## TASK DESCRIPTION
Copy each line of the records that holds the string "Recipes".
##### RECORD LIST
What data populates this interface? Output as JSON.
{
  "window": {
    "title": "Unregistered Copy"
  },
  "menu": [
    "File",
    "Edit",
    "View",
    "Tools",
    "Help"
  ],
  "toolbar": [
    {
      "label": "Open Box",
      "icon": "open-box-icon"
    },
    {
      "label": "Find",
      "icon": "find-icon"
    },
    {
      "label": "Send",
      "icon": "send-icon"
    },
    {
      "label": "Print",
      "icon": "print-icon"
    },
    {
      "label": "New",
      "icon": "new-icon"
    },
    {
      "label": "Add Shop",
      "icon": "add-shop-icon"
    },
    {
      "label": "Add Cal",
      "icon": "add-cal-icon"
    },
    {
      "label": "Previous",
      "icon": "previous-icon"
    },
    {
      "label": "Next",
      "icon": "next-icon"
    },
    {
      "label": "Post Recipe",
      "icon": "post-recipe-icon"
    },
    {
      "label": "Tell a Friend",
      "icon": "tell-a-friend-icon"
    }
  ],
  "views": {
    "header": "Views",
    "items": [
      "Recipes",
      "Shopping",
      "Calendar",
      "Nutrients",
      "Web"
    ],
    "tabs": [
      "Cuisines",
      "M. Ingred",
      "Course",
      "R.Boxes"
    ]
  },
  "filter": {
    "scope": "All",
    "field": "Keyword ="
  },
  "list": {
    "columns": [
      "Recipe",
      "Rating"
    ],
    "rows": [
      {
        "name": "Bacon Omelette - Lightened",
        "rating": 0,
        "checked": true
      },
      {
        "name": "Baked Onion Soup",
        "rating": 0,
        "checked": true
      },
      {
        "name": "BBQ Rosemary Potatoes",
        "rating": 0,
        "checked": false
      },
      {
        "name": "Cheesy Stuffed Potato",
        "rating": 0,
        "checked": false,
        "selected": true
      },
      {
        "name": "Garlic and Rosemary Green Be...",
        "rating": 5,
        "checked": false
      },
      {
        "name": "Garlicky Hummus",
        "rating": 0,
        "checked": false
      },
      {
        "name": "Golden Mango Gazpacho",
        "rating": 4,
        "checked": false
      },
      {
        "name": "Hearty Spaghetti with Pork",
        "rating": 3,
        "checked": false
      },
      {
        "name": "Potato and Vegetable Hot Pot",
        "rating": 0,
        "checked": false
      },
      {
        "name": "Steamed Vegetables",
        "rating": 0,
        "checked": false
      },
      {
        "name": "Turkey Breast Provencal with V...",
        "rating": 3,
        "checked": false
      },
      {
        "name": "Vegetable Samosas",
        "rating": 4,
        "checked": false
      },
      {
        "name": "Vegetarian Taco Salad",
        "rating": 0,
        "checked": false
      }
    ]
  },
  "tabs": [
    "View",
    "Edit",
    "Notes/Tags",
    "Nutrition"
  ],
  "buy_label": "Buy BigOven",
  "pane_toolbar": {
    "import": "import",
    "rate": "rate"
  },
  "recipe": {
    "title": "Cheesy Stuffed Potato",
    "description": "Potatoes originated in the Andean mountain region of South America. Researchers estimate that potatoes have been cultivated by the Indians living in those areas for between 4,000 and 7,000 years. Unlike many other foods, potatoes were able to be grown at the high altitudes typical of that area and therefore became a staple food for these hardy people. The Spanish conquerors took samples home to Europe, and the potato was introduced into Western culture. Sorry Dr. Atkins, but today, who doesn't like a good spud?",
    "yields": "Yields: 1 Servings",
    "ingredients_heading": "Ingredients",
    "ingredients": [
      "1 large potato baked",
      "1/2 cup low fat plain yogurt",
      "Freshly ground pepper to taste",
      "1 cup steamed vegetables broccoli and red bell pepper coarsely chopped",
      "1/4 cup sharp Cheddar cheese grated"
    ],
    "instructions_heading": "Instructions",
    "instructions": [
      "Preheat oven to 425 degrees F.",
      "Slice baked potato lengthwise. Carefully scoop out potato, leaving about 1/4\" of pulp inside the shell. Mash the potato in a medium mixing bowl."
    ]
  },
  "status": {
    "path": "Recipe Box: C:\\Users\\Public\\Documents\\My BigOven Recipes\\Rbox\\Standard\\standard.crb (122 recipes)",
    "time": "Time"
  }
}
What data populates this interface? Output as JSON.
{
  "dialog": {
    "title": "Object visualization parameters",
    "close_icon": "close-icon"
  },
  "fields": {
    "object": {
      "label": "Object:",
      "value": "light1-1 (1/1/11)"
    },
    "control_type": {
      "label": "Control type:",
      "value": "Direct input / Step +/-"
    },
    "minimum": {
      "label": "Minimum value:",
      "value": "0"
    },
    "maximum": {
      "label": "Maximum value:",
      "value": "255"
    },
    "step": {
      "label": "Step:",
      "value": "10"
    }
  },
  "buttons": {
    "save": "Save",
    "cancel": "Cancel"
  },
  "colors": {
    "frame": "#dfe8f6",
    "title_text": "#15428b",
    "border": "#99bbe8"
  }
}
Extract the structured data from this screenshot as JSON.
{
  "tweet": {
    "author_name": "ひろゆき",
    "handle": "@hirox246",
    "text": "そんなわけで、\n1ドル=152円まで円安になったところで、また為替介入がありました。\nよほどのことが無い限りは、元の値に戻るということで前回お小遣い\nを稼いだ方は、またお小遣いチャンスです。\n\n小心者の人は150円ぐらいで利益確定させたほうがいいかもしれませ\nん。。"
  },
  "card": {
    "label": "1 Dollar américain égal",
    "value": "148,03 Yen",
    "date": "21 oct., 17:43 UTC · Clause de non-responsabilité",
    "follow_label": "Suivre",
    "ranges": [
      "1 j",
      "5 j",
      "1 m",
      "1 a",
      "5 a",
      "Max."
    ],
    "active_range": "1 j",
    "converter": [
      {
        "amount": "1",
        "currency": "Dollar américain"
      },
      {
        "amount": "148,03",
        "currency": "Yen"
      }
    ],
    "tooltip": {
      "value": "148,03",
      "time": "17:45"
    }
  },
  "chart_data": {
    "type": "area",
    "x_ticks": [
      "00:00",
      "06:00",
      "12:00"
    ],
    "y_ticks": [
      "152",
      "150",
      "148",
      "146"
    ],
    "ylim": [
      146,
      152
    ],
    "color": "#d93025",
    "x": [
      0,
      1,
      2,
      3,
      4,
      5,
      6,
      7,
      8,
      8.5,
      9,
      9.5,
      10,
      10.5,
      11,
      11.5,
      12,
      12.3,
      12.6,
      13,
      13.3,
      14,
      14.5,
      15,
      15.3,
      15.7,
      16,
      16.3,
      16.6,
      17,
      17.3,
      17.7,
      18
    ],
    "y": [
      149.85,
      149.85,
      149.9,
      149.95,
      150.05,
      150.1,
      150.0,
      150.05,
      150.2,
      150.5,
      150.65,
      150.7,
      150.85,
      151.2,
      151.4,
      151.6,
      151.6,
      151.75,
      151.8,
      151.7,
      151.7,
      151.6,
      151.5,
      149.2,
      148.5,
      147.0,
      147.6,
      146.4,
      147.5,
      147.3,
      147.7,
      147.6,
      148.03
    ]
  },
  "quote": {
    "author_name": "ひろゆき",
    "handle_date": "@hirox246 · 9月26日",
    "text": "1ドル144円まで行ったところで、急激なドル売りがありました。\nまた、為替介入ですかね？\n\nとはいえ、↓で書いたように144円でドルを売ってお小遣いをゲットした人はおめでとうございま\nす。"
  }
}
##########
## ANSWER TO THIS EXERCISE
      "Recipes",
    "path": "Recipe Box: C:\\Users\\Public\\Documents\\My BigOven Recipes\\Rbox\\Standard\\standard.crb (122 recipes)",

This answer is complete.